Goal >>
Reproduce, word for word, the stretch of lines from the one containing "What elements are" through the one containing "label-door-line1: LD:480 <box>178". Include both of those lines, but leave the pictures out.

Input material >>

———

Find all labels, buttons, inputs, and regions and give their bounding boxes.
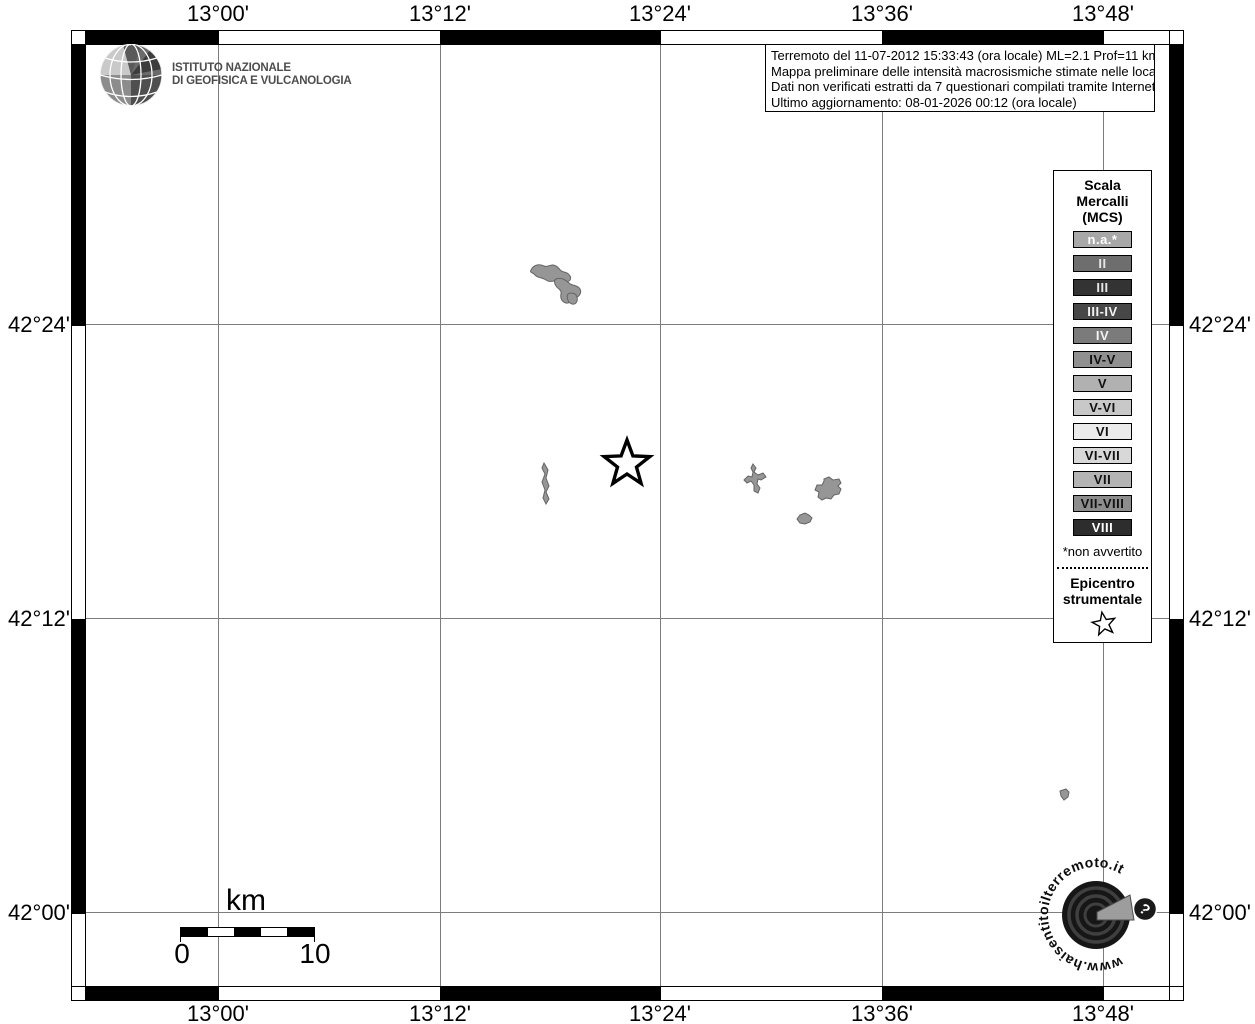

———

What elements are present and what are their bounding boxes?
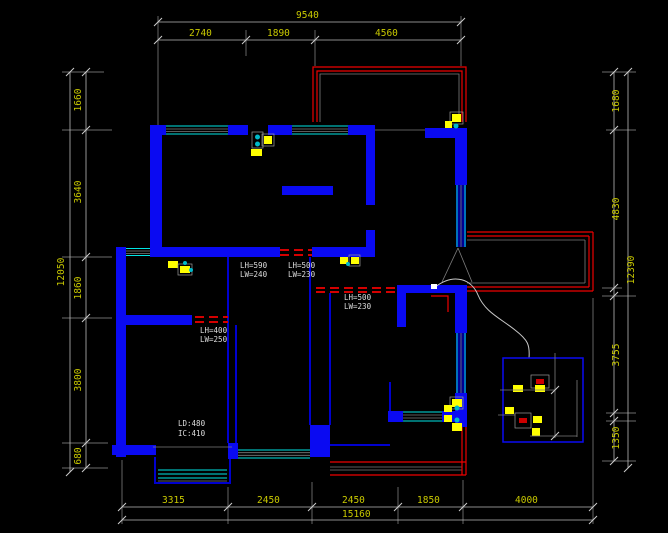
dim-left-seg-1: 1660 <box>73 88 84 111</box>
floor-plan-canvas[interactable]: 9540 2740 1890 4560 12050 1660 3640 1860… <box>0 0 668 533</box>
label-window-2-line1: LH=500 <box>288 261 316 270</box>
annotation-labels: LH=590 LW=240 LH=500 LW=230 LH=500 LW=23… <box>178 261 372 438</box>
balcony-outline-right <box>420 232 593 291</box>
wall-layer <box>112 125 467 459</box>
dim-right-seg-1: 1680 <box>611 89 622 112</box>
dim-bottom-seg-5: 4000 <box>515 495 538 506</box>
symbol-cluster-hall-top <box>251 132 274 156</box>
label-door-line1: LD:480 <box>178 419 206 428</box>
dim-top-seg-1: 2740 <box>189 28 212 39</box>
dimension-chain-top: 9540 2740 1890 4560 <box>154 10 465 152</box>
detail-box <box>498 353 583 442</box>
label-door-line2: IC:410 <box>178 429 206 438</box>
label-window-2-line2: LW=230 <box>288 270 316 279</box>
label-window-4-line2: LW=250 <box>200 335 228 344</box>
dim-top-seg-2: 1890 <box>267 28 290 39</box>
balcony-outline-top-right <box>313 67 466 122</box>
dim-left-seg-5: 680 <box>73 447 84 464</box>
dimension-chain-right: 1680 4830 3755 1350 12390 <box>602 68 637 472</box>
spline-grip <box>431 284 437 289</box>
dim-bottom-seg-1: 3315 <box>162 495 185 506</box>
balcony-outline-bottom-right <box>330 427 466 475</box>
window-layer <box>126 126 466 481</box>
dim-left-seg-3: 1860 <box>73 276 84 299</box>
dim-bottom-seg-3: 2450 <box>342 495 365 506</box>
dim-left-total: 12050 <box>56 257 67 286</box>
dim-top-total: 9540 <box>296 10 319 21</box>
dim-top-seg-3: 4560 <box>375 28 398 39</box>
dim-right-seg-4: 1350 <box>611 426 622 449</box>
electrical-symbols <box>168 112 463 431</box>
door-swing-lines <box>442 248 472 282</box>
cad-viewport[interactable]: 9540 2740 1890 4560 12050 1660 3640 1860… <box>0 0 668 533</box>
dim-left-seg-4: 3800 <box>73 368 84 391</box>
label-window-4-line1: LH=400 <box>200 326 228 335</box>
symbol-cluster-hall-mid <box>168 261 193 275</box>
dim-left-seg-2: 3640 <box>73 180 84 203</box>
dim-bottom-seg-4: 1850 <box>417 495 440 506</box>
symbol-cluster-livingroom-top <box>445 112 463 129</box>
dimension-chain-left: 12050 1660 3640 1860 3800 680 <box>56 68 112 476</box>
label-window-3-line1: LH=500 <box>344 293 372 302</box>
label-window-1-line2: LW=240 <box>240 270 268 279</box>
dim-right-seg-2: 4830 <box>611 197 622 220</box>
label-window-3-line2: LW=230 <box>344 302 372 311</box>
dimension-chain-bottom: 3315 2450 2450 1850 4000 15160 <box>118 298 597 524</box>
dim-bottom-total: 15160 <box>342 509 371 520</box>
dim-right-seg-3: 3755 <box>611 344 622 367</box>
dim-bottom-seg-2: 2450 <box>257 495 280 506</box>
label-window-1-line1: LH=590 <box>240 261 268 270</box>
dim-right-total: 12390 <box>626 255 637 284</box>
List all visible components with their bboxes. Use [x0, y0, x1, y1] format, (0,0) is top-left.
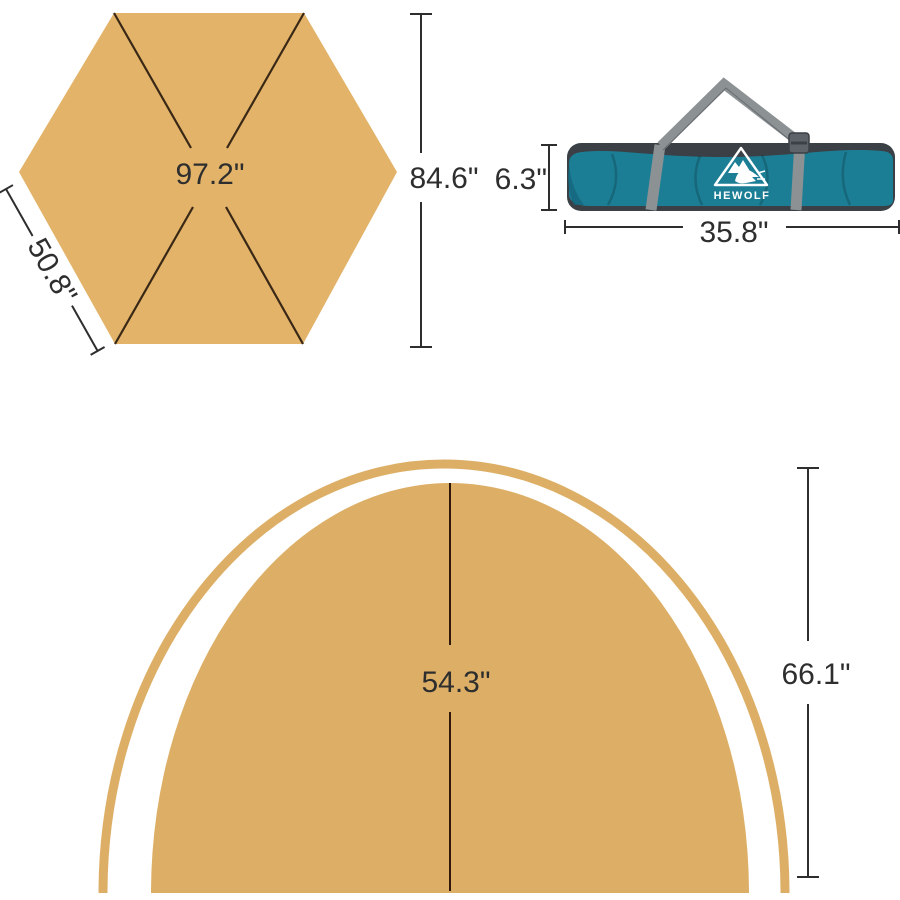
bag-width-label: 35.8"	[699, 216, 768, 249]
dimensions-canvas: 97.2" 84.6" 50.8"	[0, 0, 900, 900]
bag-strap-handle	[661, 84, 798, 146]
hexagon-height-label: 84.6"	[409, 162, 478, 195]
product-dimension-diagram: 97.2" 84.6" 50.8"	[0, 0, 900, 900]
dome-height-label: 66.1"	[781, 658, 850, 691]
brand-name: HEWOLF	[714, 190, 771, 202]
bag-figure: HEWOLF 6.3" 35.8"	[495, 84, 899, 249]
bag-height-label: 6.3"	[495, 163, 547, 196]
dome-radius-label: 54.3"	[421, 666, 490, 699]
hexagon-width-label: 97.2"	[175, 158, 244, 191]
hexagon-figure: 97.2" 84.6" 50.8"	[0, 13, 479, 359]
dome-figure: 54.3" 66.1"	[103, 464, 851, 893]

———

Result >>
What elements are present and what are their bounding boxes?
dim-left-seg-1: 1660 <box>73 88 84 111</box>
floor-plan-canvas[interactable]: 9540 2740 1890 4560 12050 1660 3640 1860… <box>0 0 668 533</box>
label-window-2-line1: LH=500 <box>288 261 316 270</box>
annotation-labels: LH=590 LW=240 LH=500 LW=230 LH=500 LW=23… <box>178 261 372 438</box>
balcony-outline-right <box>420 232 593 291</box>
wall-layer <box>112 125 467 459</box>
dim-right-seg-1: 1680 <box>611 89 622 112</box>
dim-bottom-seg-5: 4000 <box>515 495 538 506</box>
symbol-cluster-hall-top <box>251 132 274 156</box>
label-door-line1: LD:480 <box>178 419 206 428</box>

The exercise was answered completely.